WHAT THE TASK ASKS » Return the material exactly as supplied, apart from the pictures, which are omitted.

%%

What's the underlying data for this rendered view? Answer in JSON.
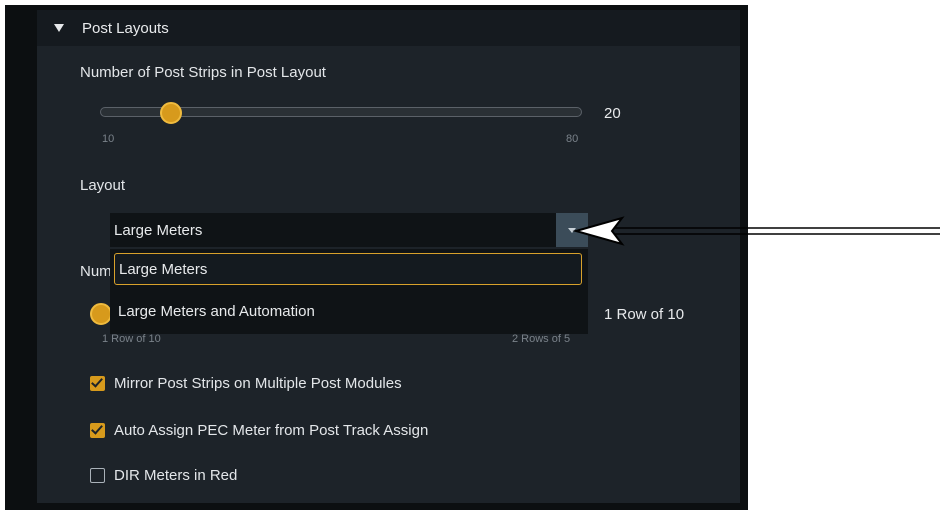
{
  "section": {
    "title": "Post Layouts"
  },
  "strips": {
    "label": "Number of Post Strips in Post Layout",
    "min_label": "10",
    "max_label": "80",
    "value": "20",
    "fraction": 0.14
  },
  "layout": {
    "label": "Layout",
    "selected": "Large Meters",
    "options": [
      "Large Meters",
      "Large Meters and Automation"
    ]
  },
  "rows": {
    "label_partial": "Num",
    "min_label": "1 Row of 10",
    "max_label": "2 Rows of 5",
    "value": "1 Row of 10",
    "fraction": 0.0
  },
  "options": [
    {
      "label": "Mirror Post Strips on Multiple Post Modules",
      "checked": true
    },
    {
      "label": "Auto Assign PEC Meter from Post Track Assign",
      "checked": true
    },
    {
      "label": "DIR Meters in Red",
      "checked": false
    }
  ],
  "colors": {
    "accent": "#d79a1c",
    "panel": "#1d2329",
    "header": "#151a1f",
    "background": "#0c0f11"
  }
}
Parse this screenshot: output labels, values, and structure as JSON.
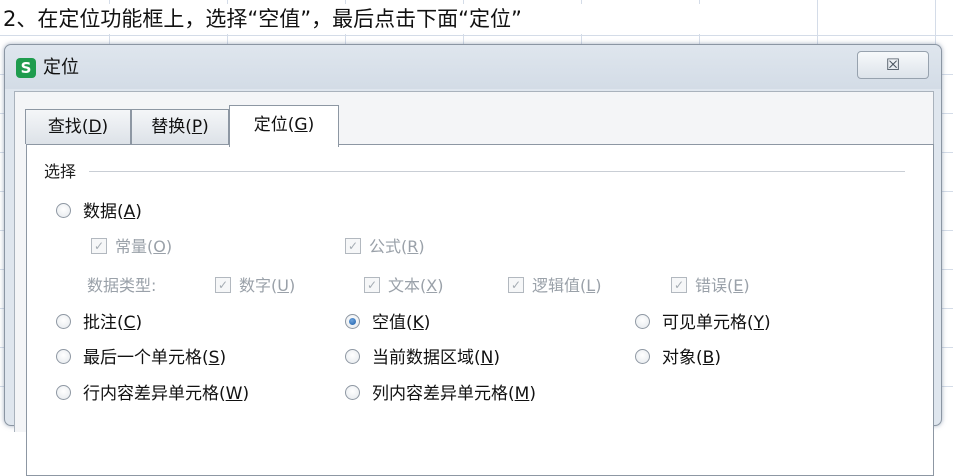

%%

OUTPUT OF THE EXERCISE »
What's the underlying data for this rendered view? Answer in JSON.
{
  "section": {
    "title": "Post Layouts"
  },
  "strips": {
    "label": "Number of Post Strips in Post Layout",
    "min_label": "10",
    "max_label": "80",
    "value": "20",
    "fraction": 0.14
  },
  "layout": {
    "label": "Layout",
    "selected": "Large Meters",
    "options": [
      "Large Meters",
      "Large Meters and Automation"
    ]
  },
  "rows": {
    "label_partial": "Num",
    "min_label": "1 Row of 10",
    "max_label": "2 Rows of 5",
    "value": "1 Row of 10",
    "fraction": 0.0
  },
  "options": [
    {
      "label": "Mirror Post Strips on Multiple Post Modules",
      "checked": true
    },
    {
      "label": "Auto Assign PEC Meter from Post Track Assign",
      "checked": true
    },
    {
      "label": "DIR Meters in Red",
      "checked": false
    }
  ],
  "colors": {
    "accent": "#d79a1c",
    "panel": "#1d2329",
    "header": "#151a1f",
    "background": "#0c0f11"
  }
}
Parse this screenshot: output labels, values, and structure as JSON.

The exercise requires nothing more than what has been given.